On June 18, 15-year-old transgender boy Elliott Whitaker and his parents, Leigh and Kylen Whitaker, appeared before the court to request a legal name change for Elliott.
To his parents, the hearing wasn’t going to be a challenge.
“We thought it was just a formality, basically” said Leigh. Elliott had been receiving treatment for nearly a year regarding his gender identity, and had been diagnosed with gender dysphoria by Cincinnati Children’s Hospital Medical Center, according to the Miami Herald.
Leigh told WKRC that the other parents in her support group told her the hearings are typically brief and questions are asked to ensure the change isn’t being requested for fraudulent reasons.
They were wrong.
Warren County Probate Judge Joseph Kirby denied the request, ruling that the teen must “age,” “develop,” and “mature” before he can be legally referred to as “Elliott.”
In his written decision, Kirby referred to Elliott as his birth name and used female pronouns to describe him, writing that “only time will tell” if the teenager is “is experiencing gender dysphoria or is just not comfortable with her body.”
“Is Heidi’s distress brought about by confusion, peer pressure, or other non-transgender issues – or is it truly a mismatch between her gender identity and her body?” he continued.
Kirby stressed in his written decision that the answer is not “no,” but “not yet,” telling the teen to come back when he was an adult.
The decision shocked Elliott’s parents, who had been through the steps needed to ensure this was the best thing to do for their son.
“The judge met with us for 15 to 20 minutes and then decided that he knew better than the parents and the doctors and our child. We just don’t feel that’s right,” said Kylen.
The Miami Herald reported that Josh Langdon, the Whitaker’s lawyer, said the decision was unfair to his clients, saying, “There are federal constitutional issues here. Importantly, the parents right to decide the upbringing of their child. There’s also the child’s right to express himself. There are First Amendment issues.”
His parents worry about how this decision will affect Elliot, saying that legally changing his name was an important part of his transition. His birth name currently appears on his school records. It will be on his driver’s license and college applications as well if it is not changed until adulthood.
According the Hello Giggles, they have reason to worry. A study done by The University of Texas at Austin found that using a transgender child’s correct pronouns and their chosen names greatly benefits their mental health.

════════

(TASKS FOR THIS EXERCISE):
1 - According to the name-change article, how long did Kylen say the judge met with the family before deciding?
2 - Pick up the name-change article after its final sentence and write what follows.

(Page layout parsing data):
════════

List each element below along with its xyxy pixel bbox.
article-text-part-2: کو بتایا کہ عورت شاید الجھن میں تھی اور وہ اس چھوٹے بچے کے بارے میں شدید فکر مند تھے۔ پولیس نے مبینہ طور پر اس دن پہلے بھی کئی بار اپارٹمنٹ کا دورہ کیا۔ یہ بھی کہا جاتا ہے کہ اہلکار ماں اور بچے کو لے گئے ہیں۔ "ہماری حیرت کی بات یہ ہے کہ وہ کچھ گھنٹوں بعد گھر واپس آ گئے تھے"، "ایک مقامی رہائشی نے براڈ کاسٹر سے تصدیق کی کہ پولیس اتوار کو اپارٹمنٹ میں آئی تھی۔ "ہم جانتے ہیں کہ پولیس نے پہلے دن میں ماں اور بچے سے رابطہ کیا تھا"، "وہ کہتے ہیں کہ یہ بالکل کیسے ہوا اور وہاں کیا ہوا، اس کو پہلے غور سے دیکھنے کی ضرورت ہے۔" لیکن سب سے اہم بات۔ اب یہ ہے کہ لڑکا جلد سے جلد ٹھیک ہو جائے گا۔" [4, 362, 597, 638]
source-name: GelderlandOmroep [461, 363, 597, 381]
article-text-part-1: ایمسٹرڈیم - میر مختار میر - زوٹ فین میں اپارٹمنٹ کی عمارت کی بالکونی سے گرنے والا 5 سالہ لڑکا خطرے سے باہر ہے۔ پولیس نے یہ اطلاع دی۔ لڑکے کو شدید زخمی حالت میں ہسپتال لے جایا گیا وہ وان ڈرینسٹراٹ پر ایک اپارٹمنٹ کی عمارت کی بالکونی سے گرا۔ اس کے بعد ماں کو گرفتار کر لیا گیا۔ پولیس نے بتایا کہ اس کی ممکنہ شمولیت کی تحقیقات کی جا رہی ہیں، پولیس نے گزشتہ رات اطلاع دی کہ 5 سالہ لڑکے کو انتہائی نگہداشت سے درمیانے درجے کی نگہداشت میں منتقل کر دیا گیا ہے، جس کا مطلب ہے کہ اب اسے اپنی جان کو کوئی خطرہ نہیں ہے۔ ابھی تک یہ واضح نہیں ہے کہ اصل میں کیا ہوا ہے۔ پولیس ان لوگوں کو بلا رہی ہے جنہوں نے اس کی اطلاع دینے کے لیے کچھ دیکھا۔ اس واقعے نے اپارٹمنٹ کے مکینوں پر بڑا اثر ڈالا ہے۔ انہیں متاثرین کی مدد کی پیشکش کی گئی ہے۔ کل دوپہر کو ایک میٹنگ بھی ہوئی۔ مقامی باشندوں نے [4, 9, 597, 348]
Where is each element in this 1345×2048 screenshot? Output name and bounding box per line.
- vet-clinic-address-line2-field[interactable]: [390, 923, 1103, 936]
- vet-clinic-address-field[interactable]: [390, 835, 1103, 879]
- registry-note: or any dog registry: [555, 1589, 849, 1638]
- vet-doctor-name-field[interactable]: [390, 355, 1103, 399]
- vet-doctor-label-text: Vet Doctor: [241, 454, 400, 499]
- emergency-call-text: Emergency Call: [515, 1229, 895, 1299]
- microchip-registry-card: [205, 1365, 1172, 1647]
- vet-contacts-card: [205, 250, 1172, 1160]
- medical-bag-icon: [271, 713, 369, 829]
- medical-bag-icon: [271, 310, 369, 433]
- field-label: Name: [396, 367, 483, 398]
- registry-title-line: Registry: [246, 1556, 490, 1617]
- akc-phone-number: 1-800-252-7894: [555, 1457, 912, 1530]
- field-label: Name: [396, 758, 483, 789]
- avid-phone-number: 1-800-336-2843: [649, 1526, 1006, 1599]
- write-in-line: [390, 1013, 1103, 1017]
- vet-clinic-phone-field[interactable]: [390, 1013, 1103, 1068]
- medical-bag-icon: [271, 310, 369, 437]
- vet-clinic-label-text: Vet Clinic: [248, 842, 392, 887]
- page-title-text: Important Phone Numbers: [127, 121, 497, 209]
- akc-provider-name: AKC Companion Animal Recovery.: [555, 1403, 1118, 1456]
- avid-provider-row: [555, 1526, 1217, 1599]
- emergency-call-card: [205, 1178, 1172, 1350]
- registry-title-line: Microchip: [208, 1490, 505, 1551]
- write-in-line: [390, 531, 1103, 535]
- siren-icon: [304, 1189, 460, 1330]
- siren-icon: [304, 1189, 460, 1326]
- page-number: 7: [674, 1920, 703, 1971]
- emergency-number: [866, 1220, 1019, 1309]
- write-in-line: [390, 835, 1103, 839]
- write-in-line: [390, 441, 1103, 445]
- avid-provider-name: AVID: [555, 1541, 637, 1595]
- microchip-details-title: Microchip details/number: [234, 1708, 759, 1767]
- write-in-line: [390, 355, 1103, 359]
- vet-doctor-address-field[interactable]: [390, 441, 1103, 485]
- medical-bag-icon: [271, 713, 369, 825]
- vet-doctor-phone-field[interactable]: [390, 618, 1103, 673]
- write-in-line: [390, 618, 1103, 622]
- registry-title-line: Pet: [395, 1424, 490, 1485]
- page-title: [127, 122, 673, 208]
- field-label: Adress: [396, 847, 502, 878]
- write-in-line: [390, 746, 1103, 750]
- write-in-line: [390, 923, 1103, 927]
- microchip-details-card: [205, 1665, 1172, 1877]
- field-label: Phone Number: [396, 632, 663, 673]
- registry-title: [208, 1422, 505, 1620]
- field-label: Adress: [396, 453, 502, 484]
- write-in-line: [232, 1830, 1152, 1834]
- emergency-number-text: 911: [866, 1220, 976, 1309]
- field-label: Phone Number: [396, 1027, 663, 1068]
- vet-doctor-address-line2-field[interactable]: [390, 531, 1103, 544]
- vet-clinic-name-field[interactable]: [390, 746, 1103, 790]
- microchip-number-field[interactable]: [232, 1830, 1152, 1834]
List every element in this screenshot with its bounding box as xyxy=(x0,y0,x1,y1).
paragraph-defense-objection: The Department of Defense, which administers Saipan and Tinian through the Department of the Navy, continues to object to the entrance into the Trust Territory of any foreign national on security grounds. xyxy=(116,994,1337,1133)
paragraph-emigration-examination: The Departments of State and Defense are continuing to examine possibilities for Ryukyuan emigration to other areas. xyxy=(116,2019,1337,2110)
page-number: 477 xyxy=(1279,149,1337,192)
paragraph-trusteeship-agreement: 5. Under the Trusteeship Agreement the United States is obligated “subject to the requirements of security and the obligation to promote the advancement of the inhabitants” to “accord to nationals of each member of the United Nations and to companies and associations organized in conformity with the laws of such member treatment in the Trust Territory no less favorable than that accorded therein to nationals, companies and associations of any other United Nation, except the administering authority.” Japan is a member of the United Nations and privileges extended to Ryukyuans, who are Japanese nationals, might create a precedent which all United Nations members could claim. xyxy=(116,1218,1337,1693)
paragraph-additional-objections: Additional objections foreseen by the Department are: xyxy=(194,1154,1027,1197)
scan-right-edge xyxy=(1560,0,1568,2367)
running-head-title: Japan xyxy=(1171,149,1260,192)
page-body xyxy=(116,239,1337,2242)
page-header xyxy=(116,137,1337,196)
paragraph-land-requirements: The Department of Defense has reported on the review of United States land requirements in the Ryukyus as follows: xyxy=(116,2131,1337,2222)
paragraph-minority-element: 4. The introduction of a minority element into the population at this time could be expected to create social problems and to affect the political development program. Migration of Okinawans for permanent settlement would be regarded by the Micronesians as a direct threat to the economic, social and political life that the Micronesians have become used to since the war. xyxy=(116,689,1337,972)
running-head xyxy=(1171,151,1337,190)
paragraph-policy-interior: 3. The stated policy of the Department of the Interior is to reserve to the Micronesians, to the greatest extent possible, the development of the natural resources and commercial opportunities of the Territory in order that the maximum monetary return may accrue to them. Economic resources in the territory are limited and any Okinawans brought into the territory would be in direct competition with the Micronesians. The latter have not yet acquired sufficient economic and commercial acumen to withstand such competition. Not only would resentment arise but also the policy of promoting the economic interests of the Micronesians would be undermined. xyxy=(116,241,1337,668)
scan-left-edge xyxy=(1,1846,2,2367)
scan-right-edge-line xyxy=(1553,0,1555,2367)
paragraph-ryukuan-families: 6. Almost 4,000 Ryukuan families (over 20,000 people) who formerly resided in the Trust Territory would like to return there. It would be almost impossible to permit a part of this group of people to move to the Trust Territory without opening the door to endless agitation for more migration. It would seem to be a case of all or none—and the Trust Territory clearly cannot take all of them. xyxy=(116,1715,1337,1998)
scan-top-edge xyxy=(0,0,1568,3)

════════

(WRITTEN ANSWERS):
1 - 15 to 20 minutes.

2 -
The study found that trans people who were able to use their chosen name at school, work, home, and with friends experienced 71 percent fewer symptoms of severe depression, 34 percent decrease in suicidal thoughts, and 65 percent suicide attempts.
Elliott’s parents, reported ABC News, were also asked whether Elliott’s decision to transition was inspired by Caitlyn Jenner’s publicized coming-out.
Leigh said she found this “condescending,” and that “it’s very dismissive to think that [being transgender is] just a fad that kids are seeing on TV.”
Caitlyn Jenner heard about these comments and responded in a video posted to her Facebook page on July 18.
“It has come to my attention that a judge in Ohio thinks I’m brainwashing young kids into becoming trans,” she said. “My coming out public wasn’t to brainwash cisgender people, it was to let the mainstream world know, hey, we exist. We’re here, and this isn’t a mental illness. So, I send a message to Elliott in Ohio: Your identity is real, and we are behind you 100 percent to build a safer world.”
According to court documents, Kirby is now facing a lawsuit that alleges he has “a pattern and practices of treating name change requests from transgender adolescents differently than other name change requests.”
In the suit, the three plaintiffs – Whitaker, Jennifer Shaul, and an unnamed Jane Doe – claim Kirby has demonstrated “animosity towards transgender adolescents seeking a name change without any rational basis.”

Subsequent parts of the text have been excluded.